**DO THIS:** Every record below should be written out exactly; pictures stay out.

**PROVIDED INFORMATION:**
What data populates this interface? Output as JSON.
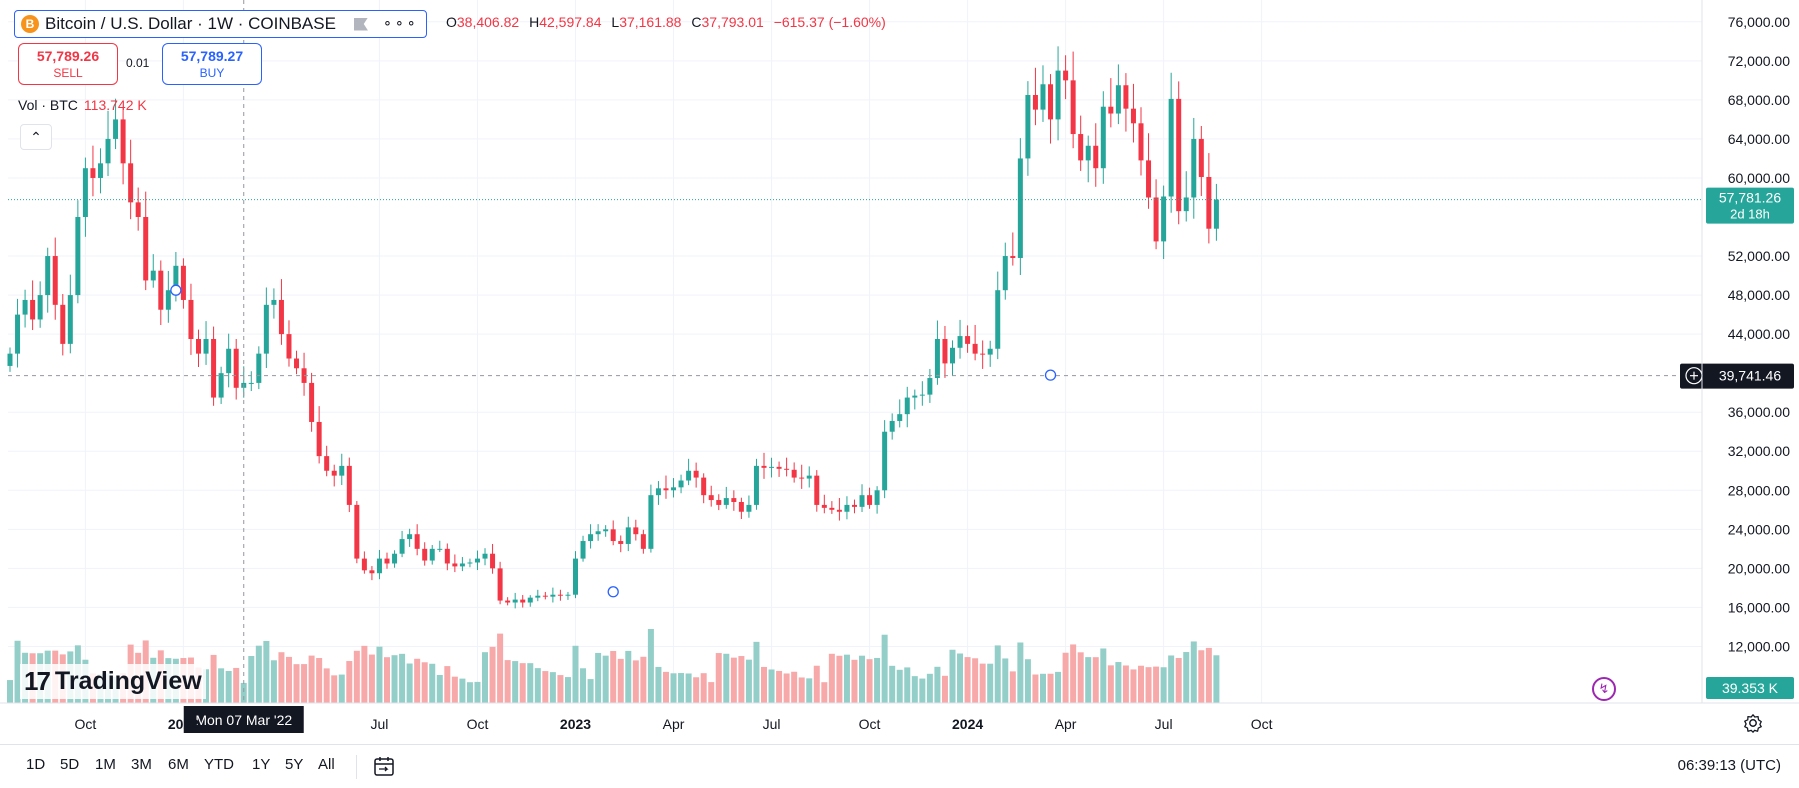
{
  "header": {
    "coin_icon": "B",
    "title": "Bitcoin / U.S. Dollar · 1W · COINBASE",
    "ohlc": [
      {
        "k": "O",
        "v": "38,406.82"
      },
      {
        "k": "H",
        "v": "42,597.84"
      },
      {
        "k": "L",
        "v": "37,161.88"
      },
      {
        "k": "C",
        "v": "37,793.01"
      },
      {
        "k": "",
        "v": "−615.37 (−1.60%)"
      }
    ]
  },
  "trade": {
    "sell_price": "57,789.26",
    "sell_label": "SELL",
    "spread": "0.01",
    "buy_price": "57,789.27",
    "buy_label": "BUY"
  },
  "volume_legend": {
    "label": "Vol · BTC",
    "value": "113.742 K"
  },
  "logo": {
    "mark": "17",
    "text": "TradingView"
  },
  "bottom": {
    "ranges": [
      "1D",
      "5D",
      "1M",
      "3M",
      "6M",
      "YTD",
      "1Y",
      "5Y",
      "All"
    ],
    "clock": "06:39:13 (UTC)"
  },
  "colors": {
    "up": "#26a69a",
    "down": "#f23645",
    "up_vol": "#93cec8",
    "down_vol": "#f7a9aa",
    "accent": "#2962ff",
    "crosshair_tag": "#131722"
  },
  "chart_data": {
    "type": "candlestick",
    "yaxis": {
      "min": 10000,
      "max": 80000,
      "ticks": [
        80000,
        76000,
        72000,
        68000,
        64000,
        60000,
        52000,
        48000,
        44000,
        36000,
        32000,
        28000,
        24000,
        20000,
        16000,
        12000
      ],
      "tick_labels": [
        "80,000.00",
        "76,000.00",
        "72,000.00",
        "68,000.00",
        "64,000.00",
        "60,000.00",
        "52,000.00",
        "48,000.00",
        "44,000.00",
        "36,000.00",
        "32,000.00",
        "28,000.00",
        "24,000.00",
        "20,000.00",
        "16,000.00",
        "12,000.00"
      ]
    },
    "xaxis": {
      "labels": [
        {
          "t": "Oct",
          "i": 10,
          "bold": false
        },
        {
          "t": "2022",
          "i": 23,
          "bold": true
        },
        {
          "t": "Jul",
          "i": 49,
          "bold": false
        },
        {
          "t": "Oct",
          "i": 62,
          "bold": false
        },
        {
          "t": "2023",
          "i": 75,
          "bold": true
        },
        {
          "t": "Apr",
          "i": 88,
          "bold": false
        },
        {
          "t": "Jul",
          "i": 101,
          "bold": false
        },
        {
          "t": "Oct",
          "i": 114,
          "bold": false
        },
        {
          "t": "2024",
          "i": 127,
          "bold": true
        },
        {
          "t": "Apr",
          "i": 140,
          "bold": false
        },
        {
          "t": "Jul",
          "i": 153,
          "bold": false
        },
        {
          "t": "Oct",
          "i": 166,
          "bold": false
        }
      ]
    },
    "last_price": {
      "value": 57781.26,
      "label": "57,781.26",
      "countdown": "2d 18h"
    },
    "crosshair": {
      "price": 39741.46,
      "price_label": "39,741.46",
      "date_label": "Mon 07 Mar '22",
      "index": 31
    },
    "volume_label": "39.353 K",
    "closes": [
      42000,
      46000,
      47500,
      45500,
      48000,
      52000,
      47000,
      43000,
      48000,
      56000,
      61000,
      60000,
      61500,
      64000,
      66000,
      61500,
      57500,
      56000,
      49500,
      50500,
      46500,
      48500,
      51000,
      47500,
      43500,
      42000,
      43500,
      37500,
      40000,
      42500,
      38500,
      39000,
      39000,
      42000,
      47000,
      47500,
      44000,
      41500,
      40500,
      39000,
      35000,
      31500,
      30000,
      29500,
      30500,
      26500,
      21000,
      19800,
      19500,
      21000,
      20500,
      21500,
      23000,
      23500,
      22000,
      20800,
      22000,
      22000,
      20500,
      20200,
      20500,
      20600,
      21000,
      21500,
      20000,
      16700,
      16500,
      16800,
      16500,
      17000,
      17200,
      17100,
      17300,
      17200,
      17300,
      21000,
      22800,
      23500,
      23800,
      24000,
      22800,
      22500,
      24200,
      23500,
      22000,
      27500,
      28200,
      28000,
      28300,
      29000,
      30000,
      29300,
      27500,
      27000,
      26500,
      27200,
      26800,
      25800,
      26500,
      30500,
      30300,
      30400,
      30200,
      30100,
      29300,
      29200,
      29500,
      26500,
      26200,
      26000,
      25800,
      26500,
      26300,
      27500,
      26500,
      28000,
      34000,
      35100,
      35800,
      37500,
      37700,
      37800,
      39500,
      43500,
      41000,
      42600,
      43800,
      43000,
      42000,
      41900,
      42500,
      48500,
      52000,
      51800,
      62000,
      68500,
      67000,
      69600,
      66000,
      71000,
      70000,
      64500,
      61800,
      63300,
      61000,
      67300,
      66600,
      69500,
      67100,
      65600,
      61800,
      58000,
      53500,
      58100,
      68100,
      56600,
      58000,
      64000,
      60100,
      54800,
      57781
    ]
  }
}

**WRITTEN ANSWER:**
What data populates this interface? Output as JSON.
{
  "header": {
    "coin_icon": "B",
    "title": "Bitcoin / U.S. Dollar · 1W · COINBASE",
    "ohlc": [
      {
        "k": "O",
        "v": "38,406.82"
      },
      {
        "k": "H",
        "v": "42,597.84"
      },
      {
        "k": "L",
        "v": "37,161.88"
      },
      {
        "k": "C",
        "v": "37,793.01"
      },
      {
        "k": "",
        "v": "−615.37 (−1.60%)"
      }
    ]
  },
  "trade": {
    "sell_price": "57,789.26",
    "sell_label": "SELL",
    "spread": "0.01",
    "buy_price": "57,789.27",
    "buy_label": "BUY"
  },
  "volume_legend": {
    "label": "Vol · BTC",
    "value": "113.742 K"
  },
  "logo": {
    "mark": "17",
    "text": "TradingView"
  },
  "bottom": {
    "ranges": [
      "1D",
      "5D",
      "1M",
      "3M",
      "6M",
      "YTD",
      "1Y",
      "5Y",
      "All"
    ],
    "clock": "06:39:13 (UTC)"
  },
  "colors": {
    "up": "#26a69a",
    "down": "#f23645",
    "up_vol": "#93cec8",
    "down_vol": "#f7a9aa",
    "accent": "#2962ff",
    "crosshair_tag": "#131722"
  },
  "chart_data": {
    "type": "candlestick",
    "yaxis": {
      "min": 10000,
      "max": 80000,
      "ticks": [
        80000,
        76000,
        72000,
        68000,
        64000,
        60000,
        52000,
        48000,
        44000,
        36000,
        32000,
        28000,
        24000,
        20000,
        16000,
        12000
      ],
      "tick_labels": [
        "80,000.00",
        "76,000.00",
        "72,000.00",
        "68,000.00",
        "64,000.00",
        "60,000.00",
        "52,000.00",
        "48,000.00",
        "44,000.00",
        "36,000.00",
        "32,000.00",
        "28,000.00",
        "24,000.00",
        "20,000.00",
        "16,000.00",
        "12,000.00"
      ]
    },
    "xaxis": {
      "labels": [
        {
          "t": "Oct",
          "i": 10,
          "bold": false
        },
        {
          "t": "2022",
          "i": 23,
          "bold": true
        },
        {
          "t": "Jul",
          "i": 49,
          "bold": false
        },
        {
          "t": "Oct",
          "i": 62,
          "bold": false
        },
        {
          "t": "2023",
          "i": 75,
          "bold": true
        },
        {
          "t": "Apr",
          "i": 88,
          "bold": false
        },
        {
          "t": "Jul",
          "i": 101,
          "bold": false
        },
        {
          "t": "Oct",
          "i": 114,
          "bold": false
        },
        {
          "t": "2024",
          "i": 127,
          "bold": true
        },
        {
          "t": "Apr",
          "i": 140,
          "bold": false
        },
        {
          "t": "Jul",
          "i": 153,
          "bold": false
        },
        {
          "t": "Oct",
          "i": 166,
          "bold": false
        }
      ]
    },
    "last_price": {
      "value": 57781.26,
      "label": "57,781.26",
      "countdown": "2d 18h"
    },
    "crosshair": {
      "price": 39741.46,
      "price_label": "39,741.46",
      "date_label": "Mon 07 Mar '22",
      "index": 31
    },
    "volume_label": "39.353 K",
    "closes": [
      42000,
      46000,
      47500,
      45500,
      48000,
      52000,
      47000,
      43000,
      48000,
      56000,
      61000,
      60000,
      61500,
      64000,
      66000,
      61500,
      57500,
      56000,
      49500,
      50500,
      46500,
      48500,
      51000,
      47500,
      43500,
      42000,
      43500,
      37500,
      40000,
      42500,
      38500,
      39000,
      39000,
      42000,
      47000,
      47500,
      44000,
      41500,
      40500,
      39000,
      35000,
      31500,
      30000,
      29500,
      30500,
      26500,
      21000,
      19800,
      19500,
      21000,
      20500,
      21500,
      23000,
      23500,
      22000,
      20800,
      22000,
      22000,
      20500,
      20200,
      20500,
      20600,
      21000,
      21500,
      20000,
      16700,
      16500,
      16800,
      16500,
      17000,
      17200,
      17100,
      17300,
      17200,
      17300,
      21000,
      22800,
      23500,
      23800,
      24000,
      22800,
      22500,
      24200,
      23500,
      22000,
      27500,
      28200,
      28000,
      28300,
      29000,
      30000,
      29300,
      27500,
      27000,
      26500,
      27200,
      26800,
      25800,
      26500,
      30500,
      30300,
      30400,
      30200,
      30100,
      29300,
      29200,
      29500,
      26500,
      26200,
      26000,
      25800,
      26500,
      26300,
      27500,
      26500,
      28000,
      34000,
      35100,
      35800,
      37500,
      37700,
      37800,
      39500,
      43500,
      41000,
      42600,
      43800,
      43000,
      42000,
      41900,
      42500,
      48500,
      52000,
      51800,
      62000,
      68500,
      67000,
      69600,
      66000,
      71000,
      70000,
      64500,
      61800,
      63300,
      61000,
      67300,
      66600,
      69500,
      67100,
      65600,
      61800,
      58000,
      53500,
      58100,
      68100,
      56600,
      58000,
      64000,
      60100,
      54800,
      57781
    ]
  }
}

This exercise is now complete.